Work to complete: Within this material, how many lines have the string "муниципальных" in them? The answer is a number, with nothing added.
------ Material for this task
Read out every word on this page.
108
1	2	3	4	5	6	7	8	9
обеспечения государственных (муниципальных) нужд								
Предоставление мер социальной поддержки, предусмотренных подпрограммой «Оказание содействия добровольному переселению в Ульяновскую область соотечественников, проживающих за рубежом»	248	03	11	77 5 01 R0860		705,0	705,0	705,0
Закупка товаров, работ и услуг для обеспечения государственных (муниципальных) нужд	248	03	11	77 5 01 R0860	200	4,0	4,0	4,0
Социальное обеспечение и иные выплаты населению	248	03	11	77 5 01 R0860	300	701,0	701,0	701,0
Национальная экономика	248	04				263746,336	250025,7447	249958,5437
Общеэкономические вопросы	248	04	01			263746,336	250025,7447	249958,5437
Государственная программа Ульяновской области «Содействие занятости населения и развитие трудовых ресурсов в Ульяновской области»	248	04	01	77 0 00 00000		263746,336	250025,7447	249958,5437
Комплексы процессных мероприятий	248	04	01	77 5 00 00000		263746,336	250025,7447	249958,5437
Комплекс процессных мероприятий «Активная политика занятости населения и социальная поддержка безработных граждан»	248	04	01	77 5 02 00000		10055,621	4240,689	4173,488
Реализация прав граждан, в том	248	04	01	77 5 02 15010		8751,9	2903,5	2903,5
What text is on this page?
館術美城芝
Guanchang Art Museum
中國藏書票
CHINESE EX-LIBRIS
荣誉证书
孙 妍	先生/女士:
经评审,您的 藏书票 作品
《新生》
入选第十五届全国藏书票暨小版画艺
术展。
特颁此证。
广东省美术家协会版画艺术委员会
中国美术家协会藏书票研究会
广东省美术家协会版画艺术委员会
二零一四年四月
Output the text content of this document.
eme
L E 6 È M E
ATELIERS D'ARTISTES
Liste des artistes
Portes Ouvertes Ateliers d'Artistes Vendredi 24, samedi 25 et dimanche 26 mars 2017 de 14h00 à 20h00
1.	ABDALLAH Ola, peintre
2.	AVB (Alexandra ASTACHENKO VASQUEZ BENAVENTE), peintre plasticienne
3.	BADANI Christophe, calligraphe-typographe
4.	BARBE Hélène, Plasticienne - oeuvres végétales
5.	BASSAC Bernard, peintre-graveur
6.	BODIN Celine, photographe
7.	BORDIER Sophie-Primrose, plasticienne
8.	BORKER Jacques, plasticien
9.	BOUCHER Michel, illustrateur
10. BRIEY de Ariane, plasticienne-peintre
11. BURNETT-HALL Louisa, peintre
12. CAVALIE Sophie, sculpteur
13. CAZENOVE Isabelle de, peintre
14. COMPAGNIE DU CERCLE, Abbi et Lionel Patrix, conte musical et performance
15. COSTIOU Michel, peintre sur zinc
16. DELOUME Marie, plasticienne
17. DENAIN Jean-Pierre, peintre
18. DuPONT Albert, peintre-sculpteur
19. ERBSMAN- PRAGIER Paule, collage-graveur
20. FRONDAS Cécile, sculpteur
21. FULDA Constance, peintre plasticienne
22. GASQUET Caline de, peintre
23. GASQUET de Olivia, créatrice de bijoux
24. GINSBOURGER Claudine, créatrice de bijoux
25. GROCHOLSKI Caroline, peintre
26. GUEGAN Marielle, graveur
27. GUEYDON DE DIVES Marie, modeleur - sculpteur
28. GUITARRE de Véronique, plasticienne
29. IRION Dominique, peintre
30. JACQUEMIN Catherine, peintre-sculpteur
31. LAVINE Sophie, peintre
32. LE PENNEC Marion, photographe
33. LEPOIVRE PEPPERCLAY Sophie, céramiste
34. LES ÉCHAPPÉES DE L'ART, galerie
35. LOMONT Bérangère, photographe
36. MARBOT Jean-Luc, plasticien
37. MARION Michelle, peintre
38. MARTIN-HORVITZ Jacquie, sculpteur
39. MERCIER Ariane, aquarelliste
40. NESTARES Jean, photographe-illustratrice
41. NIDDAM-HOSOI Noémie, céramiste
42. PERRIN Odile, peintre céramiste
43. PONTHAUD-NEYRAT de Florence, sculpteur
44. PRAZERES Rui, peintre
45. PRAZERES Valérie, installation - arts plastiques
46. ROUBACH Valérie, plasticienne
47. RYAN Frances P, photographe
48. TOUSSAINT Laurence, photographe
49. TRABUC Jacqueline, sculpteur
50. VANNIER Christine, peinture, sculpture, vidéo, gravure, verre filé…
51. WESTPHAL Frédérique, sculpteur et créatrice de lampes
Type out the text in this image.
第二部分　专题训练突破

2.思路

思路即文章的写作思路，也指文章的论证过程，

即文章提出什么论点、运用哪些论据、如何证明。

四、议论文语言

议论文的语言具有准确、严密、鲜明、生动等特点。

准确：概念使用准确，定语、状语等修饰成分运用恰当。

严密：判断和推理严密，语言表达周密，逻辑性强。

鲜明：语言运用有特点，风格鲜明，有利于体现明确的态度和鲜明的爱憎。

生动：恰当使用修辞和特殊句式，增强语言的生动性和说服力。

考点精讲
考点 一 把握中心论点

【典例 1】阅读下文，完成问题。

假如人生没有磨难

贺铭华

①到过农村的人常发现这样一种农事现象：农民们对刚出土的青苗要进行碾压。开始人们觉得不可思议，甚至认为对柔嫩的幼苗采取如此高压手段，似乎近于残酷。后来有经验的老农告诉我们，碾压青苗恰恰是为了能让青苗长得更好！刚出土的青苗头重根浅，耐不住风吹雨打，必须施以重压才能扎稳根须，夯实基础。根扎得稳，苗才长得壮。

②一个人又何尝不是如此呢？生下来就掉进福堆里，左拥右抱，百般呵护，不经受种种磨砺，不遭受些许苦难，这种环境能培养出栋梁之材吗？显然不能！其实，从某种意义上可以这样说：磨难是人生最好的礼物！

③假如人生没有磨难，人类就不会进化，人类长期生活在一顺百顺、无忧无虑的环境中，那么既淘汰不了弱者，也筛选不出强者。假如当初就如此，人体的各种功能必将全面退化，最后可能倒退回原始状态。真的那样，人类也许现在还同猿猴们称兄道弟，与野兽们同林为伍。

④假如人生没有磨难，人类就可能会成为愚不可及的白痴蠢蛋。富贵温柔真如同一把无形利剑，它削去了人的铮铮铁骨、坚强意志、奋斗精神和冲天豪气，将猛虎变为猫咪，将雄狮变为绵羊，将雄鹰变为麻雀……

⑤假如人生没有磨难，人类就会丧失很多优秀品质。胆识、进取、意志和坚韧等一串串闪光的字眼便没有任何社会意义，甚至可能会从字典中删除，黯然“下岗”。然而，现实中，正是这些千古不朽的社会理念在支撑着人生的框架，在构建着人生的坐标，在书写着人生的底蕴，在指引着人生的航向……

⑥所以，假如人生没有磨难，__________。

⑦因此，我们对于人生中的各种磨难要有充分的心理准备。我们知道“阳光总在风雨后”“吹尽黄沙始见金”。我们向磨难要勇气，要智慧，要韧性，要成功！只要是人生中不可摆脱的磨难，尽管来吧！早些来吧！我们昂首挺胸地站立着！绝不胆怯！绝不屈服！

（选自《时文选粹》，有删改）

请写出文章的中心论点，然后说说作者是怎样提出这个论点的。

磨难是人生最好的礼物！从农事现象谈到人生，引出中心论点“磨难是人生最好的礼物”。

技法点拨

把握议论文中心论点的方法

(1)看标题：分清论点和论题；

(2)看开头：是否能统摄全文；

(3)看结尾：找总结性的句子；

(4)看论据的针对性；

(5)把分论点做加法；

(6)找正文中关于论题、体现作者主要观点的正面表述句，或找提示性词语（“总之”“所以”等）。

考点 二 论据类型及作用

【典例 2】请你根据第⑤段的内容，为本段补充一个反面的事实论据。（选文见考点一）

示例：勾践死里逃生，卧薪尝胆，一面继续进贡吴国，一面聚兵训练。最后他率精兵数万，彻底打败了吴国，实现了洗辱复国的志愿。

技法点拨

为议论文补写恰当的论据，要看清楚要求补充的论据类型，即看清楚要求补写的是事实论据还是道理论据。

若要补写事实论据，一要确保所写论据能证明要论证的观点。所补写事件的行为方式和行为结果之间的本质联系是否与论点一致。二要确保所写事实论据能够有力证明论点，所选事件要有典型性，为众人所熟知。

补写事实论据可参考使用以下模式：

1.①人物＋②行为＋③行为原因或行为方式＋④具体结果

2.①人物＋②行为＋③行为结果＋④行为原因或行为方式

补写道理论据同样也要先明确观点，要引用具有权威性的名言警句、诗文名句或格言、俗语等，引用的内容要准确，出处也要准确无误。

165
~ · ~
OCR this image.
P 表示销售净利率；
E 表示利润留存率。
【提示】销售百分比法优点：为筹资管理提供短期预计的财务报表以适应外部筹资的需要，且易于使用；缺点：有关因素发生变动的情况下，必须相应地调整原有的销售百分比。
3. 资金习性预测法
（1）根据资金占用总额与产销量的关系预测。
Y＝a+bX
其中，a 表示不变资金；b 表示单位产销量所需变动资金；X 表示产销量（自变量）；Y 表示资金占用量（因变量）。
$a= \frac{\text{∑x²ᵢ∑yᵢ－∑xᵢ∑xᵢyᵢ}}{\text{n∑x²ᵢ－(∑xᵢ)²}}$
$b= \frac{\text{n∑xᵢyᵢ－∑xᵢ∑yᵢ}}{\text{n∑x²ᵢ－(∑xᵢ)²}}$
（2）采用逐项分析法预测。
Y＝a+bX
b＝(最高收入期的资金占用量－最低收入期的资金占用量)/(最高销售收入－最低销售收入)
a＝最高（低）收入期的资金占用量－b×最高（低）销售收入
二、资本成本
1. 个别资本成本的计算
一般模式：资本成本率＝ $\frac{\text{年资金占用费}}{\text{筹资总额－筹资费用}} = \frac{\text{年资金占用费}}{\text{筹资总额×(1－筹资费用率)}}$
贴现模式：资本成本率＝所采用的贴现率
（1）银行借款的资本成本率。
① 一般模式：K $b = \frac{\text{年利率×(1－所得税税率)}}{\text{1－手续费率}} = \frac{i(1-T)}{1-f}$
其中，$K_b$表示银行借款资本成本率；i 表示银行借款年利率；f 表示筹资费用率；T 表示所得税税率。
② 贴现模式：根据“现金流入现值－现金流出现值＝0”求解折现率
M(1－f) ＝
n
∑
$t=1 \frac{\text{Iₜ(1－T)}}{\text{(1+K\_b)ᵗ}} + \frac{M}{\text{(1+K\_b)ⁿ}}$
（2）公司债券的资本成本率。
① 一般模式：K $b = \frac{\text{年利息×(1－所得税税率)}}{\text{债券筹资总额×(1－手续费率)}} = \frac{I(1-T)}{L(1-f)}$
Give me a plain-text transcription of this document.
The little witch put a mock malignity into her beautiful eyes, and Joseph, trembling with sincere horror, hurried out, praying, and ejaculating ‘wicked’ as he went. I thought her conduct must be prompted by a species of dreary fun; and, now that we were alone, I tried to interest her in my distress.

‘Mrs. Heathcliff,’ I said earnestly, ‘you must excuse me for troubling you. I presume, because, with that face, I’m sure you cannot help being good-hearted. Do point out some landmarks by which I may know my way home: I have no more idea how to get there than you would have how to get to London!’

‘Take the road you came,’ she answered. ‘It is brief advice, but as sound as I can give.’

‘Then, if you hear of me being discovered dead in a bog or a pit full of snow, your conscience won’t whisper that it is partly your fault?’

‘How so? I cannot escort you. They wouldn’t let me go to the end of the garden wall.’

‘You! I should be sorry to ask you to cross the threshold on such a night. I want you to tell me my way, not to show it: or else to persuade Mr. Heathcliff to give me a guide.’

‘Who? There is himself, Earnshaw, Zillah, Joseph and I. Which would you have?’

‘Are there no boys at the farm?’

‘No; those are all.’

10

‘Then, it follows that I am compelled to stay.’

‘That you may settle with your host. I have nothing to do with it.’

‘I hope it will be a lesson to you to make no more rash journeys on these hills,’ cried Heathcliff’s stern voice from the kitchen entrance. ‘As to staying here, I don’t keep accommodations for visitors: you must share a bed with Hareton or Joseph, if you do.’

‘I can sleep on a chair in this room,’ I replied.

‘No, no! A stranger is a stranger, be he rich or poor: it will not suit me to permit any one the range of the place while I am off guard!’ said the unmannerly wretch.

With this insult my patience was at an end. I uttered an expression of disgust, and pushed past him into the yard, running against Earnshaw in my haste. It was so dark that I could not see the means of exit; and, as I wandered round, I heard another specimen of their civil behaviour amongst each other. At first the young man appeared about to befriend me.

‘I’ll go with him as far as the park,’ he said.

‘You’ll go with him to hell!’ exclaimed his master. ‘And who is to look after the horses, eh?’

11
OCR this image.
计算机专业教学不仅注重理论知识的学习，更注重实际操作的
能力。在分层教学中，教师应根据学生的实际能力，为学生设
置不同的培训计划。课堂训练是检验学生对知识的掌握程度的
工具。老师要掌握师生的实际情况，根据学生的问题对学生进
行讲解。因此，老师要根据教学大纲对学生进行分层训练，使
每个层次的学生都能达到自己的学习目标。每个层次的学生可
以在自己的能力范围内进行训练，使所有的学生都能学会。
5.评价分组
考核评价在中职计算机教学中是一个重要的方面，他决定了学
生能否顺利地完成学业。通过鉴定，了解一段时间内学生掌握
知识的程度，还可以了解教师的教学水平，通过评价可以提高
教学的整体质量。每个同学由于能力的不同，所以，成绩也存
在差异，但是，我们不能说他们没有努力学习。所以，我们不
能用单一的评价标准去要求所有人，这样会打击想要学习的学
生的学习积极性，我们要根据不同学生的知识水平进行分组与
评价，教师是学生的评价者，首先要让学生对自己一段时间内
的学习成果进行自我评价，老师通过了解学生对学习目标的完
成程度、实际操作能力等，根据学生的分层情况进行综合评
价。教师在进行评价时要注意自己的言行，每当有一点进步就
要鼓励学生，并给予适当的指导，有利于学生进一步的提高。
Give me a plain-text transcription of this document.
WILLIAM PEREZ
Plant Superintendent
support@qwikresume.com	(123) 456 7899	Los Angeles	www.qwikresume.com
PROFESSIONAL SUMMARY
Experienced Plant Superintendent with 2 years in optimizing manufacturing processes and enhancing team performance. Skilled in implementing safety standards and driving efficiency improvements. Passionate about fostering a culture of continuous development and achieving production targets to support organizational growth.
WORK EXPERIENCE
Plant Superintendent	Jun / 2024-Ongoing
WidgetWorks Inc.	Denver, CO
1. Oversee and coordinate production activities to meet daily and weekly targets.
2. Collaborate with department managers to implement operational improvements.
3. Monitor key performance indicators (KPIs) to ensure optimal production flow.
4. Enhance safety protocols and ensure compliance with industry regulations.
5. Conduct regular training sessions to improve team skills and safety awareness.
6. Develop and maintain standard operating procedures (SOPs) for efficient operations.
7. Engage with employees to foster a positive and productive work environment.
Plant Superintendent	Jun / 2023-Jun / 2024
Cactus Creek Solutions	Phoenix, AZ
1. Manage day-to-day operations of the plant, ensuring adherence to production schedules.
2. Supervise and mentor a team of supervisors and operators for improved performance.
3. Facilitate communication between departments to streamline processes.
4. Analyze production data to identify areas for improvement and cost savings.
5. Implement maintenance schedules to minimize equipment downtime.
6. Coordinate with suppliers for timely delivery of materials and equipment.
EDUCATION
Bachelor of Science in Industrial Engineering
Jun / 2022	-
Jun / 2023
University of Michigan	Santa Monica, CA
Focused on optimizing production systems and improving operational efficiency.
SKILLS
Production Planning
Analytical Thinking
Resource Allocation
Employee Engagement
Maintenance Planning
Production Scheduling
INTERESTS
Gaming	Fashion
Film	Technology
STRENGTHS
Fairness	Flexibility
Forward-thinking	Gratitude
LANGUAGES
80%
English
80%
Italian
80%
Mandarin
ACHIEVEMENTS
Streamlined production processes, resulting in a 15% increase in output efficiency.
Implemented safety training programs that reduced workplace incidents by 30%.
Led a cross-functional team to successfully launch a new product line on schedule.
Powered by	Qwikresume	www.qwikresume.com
------------
Written response: 2